**YOUR GOAL**
Copy every record below exactly as written, but leave out the pictures.

[Stored records]
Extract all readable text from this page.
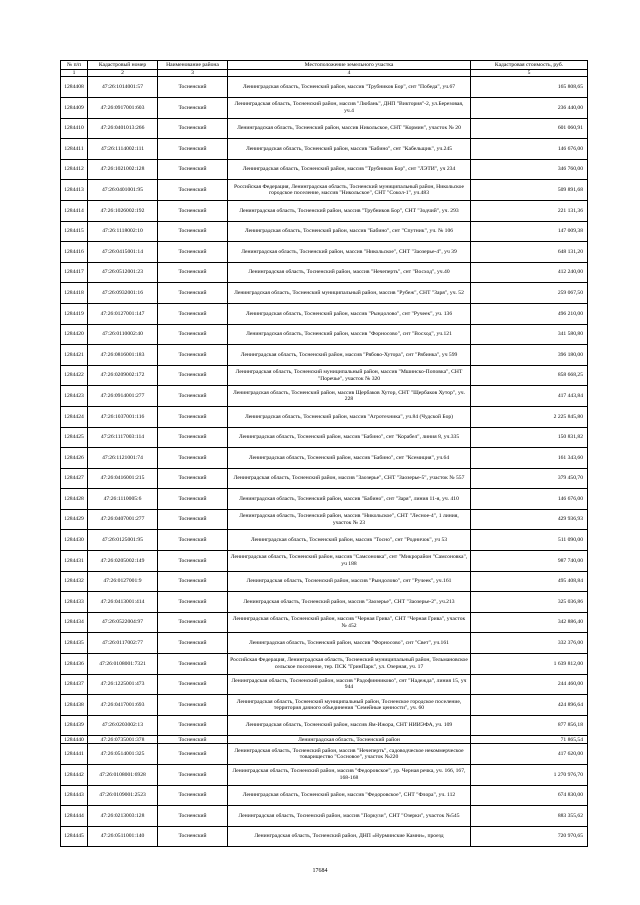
№ п/п	Кадастровый номер	Наименование района	Местоположение земельного участка	Кадастровая стоимость, руб.
1	2	3	4	5
1284408	47:26:1014001:57	Тосненский	Ленинградская область, Тосненский район, массив "Трубников Бор", снт "Победа", уч.67	165 808,65
1284409	47:26:0917001:603	Тосненский	Ленинградская область, Тосненский район, массив "Любань", ДНП "Виктория"-2, ул.Березовая, уч.4	236 440,00
1284410	47:26:0401013:266	Тосненский	Ленинградская область, Тосненский район, массив Никольское, СНТ "Кормин", участок № 20	601 060,91
1284411	47:26:1114002:111	Тосненский	Ленинградская область, Тосненский район, массив "Бабино", снт "Кабельщик", уч.245	146 676,00
1284412	47:26:1021002:128	Тосненский	Ленинградская область, Тосненский район, массив "Трубников Бор", снт "ЛЭТИ", уч 234	346 760,00
1284413	47:26:0401001:95	Тосненский	Российская Федерация, Ленинградская область, Тосненский муниципальный район, Никольское городское поселение, массив "Никольское", СНТ "Сокол-1", уч.483	509 891,68
1284414	47:26:1026002:192	Тосненский	Ленинградская область, Тосненский район, массив "Трубников Бор", СНТ "Зодчий", уч. 293	221 131,36
1284415	47:26:1118002:10	Тосненский	Ленинградская область, Тосненский район, массив "Бабино", снт "Спутник", уч. № 106	147 009,38
1284416	47:26:0415001:14	Тосненский	Ленинградская область, Тосненский район, массив "Никольское", СНТ "Заозерье-4", уч 39	648 131,20
1284417	47:26:0512001:23	Тосненский	Ленинградская область, Тосненский район, массив "Нечеперть", снт "Восход", уч.40	412 240,00
1284418	47:26:0932001:16	Тосненский	Ленинградская область, Тосненский муниципальный район, массив "Рубеж", СНТ "Заря", уч. 52	259 067,50
1284419	47:26:0127001:147	Тосненский	Ленинградская область, Тосненский район, массив "Рындолово", снт "Ручеек", уч. 136	496 210,00
1284420	47:26:0110002:40	Тосненский	Ленинградская область, Тосненский район, массив "Форносово", снт "Восход", уч.121	341 580,80
1284421	47:26:0816001:183	Тосненский	Ленинградская область, Тосненский район, массив "Рябово-Хутора", снт "Рябинка", уч 599	396 180,00
1284422	47:26:0209002:172	Тосненский	Ленинградская область, Тосненский муниципальный район, массив "Мшинско-Поповка", СНТ "Поречье", участок № 320	858 668,25
1284423	47:26:0914001:277	Тосненский	Ленинградская область, Тосненский район, массив Щербаков Хутор, СНТ "Щербаков Хутор", уч. 228	417 443,84
1284424	47:26:1037001:116	Тосненский	Ленинградская область, Тосненский район, массив "Агротехника", уч.84 (Чудской Бор)	2 225 845,80
1284425	47:26:1117003:114	Тосненский	Ленинградская область, Тосненский район, массив "Бабино", снт "Корабел", линия 8, уч.335	150 831,82
1284426	47:26:1121001:74	Тосненский	Ленинградская область, Тосненский район, массив "Бабино", снт "Ксемиция", уч.64	161 343,60
1284427	47:26:0416001:215	Тосненский	Ленинградская область, Тосненский район, массив "Заозерье", СНТ "Заозерье-5", участок № 557	379 450,70
1284428	47:26:1110005:6	Тосненский	Ленинградская область, Тосненский район, массив "Бабино", снт "Заря", линия 11-я, уч. 410	146 676,00
1284429	47:26:0407001:277	Тосненский	Ленинградская область, Тосненский район, массив "Никольское", СНТ "Лесное-4", 1 линия, участок № 23	429 936,93
1284430	47:26:0125001:95	Тосненский	Ленинградская область, Тосненский район, массив "Тосно", снт "Родничок", уч 53	511 090,00
1284431	47:26:0205002:149	Тосненский	Ленинградская область, Тосненский район, массив "Самсоновка", снт "Микрорайон "Самсоновка", уч 188	987 740,00
1284432	47:26:0127001:9	Тосненский	Ленинградская область, Тосненский район, массив "Рындолово", снт "Ручеек", уч.161	495 408,84
1284433	47:26:0413001:414	Тосненский	Ленинградская область, Тосненский район, массив "Заозерье", СНТ "Заозерье-2", уч.213	325 036,86
1284434	47:26:0522004:97	Тосненский	Ленинградская область, Тосненский район, массив "Черная Грива", СНТ "Черная Грива", участок № 452	342 886,40
1284435	47:26:0117002:77	Тосненский	Ленинградская область, Тосненский район, массив "Форносово", снт "Свет", уч.161	332 376,00
1284436	47:26:0108001:7321	Тосненский	Российская Федерация, Ленинградская область, Тосненский муниципальный район, Тельмановское сельское поселение, тер. ПСК "ГринПарк", ул. Озерная, уч. 17	1 639 812,00
1284437	47:26:1225001:473	Тосненский	Ленинградская область, Тосненский район, массив "Радофинниково", снт "Надежда", линия 15, уч 944	244 460,00
1284438	47:26:0417001:693	Тосненский	Ленинградская область, Тосненский муниципальный район, Тосненское городское поселение, территория дачного объединения "Семейные ценности", уч. 60	424 896,64
1284439	47:26:0203002:13	Тосненский	Ленинградская область, Тосненский район, массив Ям-Ижора, СНТ НИИЭФА, уч. 109	877 856,18
1284440	47:26:0735001:378	Тосненский	Ленинградская область, Тосненский район	71 865,54
1284441	47:26:0514001:325	Тосненский	Ленинградская область, Тосненский район, массив "Нечеперть", садоводческое некоммерческое товарищество "Сосновое", участок №220	417 620,00
1284442	47:26:0108001:6928	Тосненский	Ленинградская область, Тосненский район, массив "Федоровское", ур. Черная речка, уч. 166, 167, 168-168	1 270 976,70
1284443	47:26:0109001:2523	Тосненский	Ленинградская область, Тосненский район, массив "Федоровское", СНТ "Флора", уч. 112	674 830,00
1284444	47:26:0213003:128	Тосненский	Ленинградская область, Тосненский район, массив "Поркузи", СНТ "Озерки", участок №545	883 355,62
1284445	47:26:0511001:140	Тосненский	Ленинградская область, Тосненский район, ДНП «Нурминские Камни», проезд	720 970,65
17684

**PROBLEM SOLUTION**
Extract all readable text from this page.
№ п/п	Кадастровый номер	Наименование района	Местоположение земельного участка	Кадастровая стоимость, руб.
1	2	3	4	5
1284408	47:26:1014001:57	Тосненский	Ленинградская область, Тосненский район, массив "Трубников Бор", снт "Победа", уч.67	165 808,65
1284409	47:26:0917001:603	Тосненский	Ленинградская область, Тосненский район, массив "Любань", ДНП "Виктория"-2, ул.Березовая, уч.4	236 440,00
1284410	47:26:0401013:266	Тосненский	Ленинградская область, Тосненский район, массив Никольское, СНТ "Кормин", участок № 20	601 060,91
1284411	47:26:1114002:111	Тосненский	Ленинградская область, Тосненский район, массив "Бабино", снт "Кабельщик", уч.245	146 676,00
1284412	47:26:1021002:128	Тосненский	Ленинградская область, Тосненский район, массив "Трубников Бор", снт "ЛЭТИ", уч 234	346 760,00
1284413	47:26:0401001:95	Тосненский	Российская Федерация, Ленинградская область, Тосненский муниципальный район, Никольское городское поселение, массив "Никольское", СНТ "Сокол-1", уч.483	509 891,68
1284414	47:26:1026002:192	Тосненский	Ленинградская область, Тосненский район, массив "Трубников Бор", СНТ "Зодчий", уч. 293	221 131,36
1284415	47:26:1118002:10	Тосненский	Ленинградская область, Тосненский район, массив "Бабино", снт "Спутник", уч. № 106	147 009,38
1284416	47:26:0415001:14	Тосненский	Ленинградская область, Тосненский район, массив "Никольское", СНТ "Заозерье-4", уч 39	648 131,20
1284417	47:26:0512001:23	Тосненский	Ленинградская область, Тосненский район, массив "Нечеперть", снт "Восход", уч.40	412 240,00
1284418	47:26:0932001:16	Тосненский	Ленинградская область, Тосненский муниципальный район, массив "Рубеж", СНТ "Заря", уч. 52	259 067,50
1284419	47:26:0127001:147	Тосненский	Ленинградская область, Тосненский район, массив "Рындолово", снт "Ручеек", уч. 136	496 210,00
1284420	47:26:0110002:40	Тосненский	Ленинградская область, Тосненский район, массив "Форносово", снт "Восход", уч.121	341 580,80
1284421	47:26:0816001:183	Тосненский	Ленинградская область, Тосненский район, массив "Рябово-Хутора", снт "Рябинка", уч 599	396 180,00
1284422	47:26:0209002:172	Тосненский	Ленинградская область, Тосненский муниципальный район, массив "Мшинско-Поповка", СНТ "Поречье", участок № 320	858 668,25
1284423	47:26:0914001:277	Тосненский	Ленинградская область, Тосненский район, массив Щербаков Хутор, СНТ "Щербаков Хутор", уч. 228	417 443,84
1284424	47:26:1037001:116	Тосненский	Ленинградская область, Тосненский район, массив "Агротехника", уч.84 (Чудской Бор)	2 225 845,80
1284425	47:26:1117003:114	Тосненский	Ленинградская область, Тосненский район, массив "Бабино", снт "Корабел", линия 8, уч.335	150 831,82
1284426	47:26:1121001:74	Тосненский	Ленинградская область, Тосненский район, массив "Бабино", снт "Ксемиция", уч.64	161 343,60
1284427	47:26:0416001:215	Тосненский	Ленинградская область, Тосненский район, массив "Заозерье", СНТ "Заозерье-5", участок № 557	379 450,70
1284428	47:26:1110005:6	Тосненский	Ленинградская область, Тосненский район, массив "Бабино", снт "Заря", линия 11-я, уч. 410	146 676,00
1284429	47:26:0407001:277	Тосненский	Ленинградская область, Тосненский район, массив "Никольское", СНТ "Лесное-4", 1 линия, участок № 23	429 936,93
1284430	47:26:0125001:95	Тосненский	Ленинградская область, Тосненский район, массив "Тосно", снт "Родничок", уч 53	511 090,00
1284431	47:26:0205002:149	Тосненский	Ленинградская область, Тосненский район, массив "Самсоновка", снт "Микрорайон "Самсоновка", уч 188	987 740,00
1284432	47:26:0127001:9	Тосненский	Ленинградская область, Тосненский район, массив "Рындолово", снт "Ручеек", уч.161	495 408,84
1284433	47:26:0413001:414	Тосненский	Ленинградская область, Тосненский район, массив "Заозерье", СНТ "Заозерье-2", уч.213	325 036,86
1284434	47:26:0522004:97	Тосненский	Ленинградская область, Тосненский район, массив "Черная Грива", СНТ "Черная Грива", участок № 452	342 886,40
1284435	47:26:0117002:77	Тосненский	Ленинградская область, Тосненский район, массив "Форносово", снт "Свет", уч.161	332 376,00
1284436	47:26:0108001:7321	Тосненский	Российская Федерация, Ленинградская область, Тосненский муниципальный район, Тельмановское сельское поселение, тер. ПСК "ГринПарк", ул. Озерная, уч. 17	1 639 812,00
1284437	47:26:1225001:473	Тосненский	Ленинградская область, Тосненский район, массив "Радофинниково", снт "Надежда", линия 15, уч 944	244 460,00
1284438	47:26:0417001:693	Тосненский	Ленинградская область, Тосненский муниципальный район, Тосненское городское поселение, территория дачного объединения "Семейные ценности", уч. 60	424 896,64
1284439	47:26:0203002:13	Тосненский	Ленинградская область, Тосненский район, массив Ям-Ижора, СНТ НИИЭФА, уч. 109	877 856,18
1284440	47:26:0735001:378	Тосненский	Ленинградская область, Тосненский район	71 865,54
1284441	47:26:0514001:325	Тосненский	Ленинградская область, Тосненский район, массив "Нечеперть", садоводческое некоммерческое товарищество "Сосновое", участок №220	417 620,00
1284442	47:26:0108001:6928	Тосненский	Ленинградская область, Тосненский район, массив "Федоровское", ур. Черная речка, уч. 166, 167, 168-168	1 270 976,70
1284443	47:26:0109001:2523	Тосненский	Ленинградская область, Тосненский район, массив "Федоровское", СНТ "Флора", уч. 112	674 830,00
1284444	47:26:0213003:128	Тосненский	Ленинградская область, Тосненский район, массив "Поркузи", СНТ "Озерки", участок №545	883 355,62
1284445	47:26:0511001:140	Тосненский	Ленинградская область, Тосненский район, ДНП «Нурминские Камни», проезд	720 970,65
17684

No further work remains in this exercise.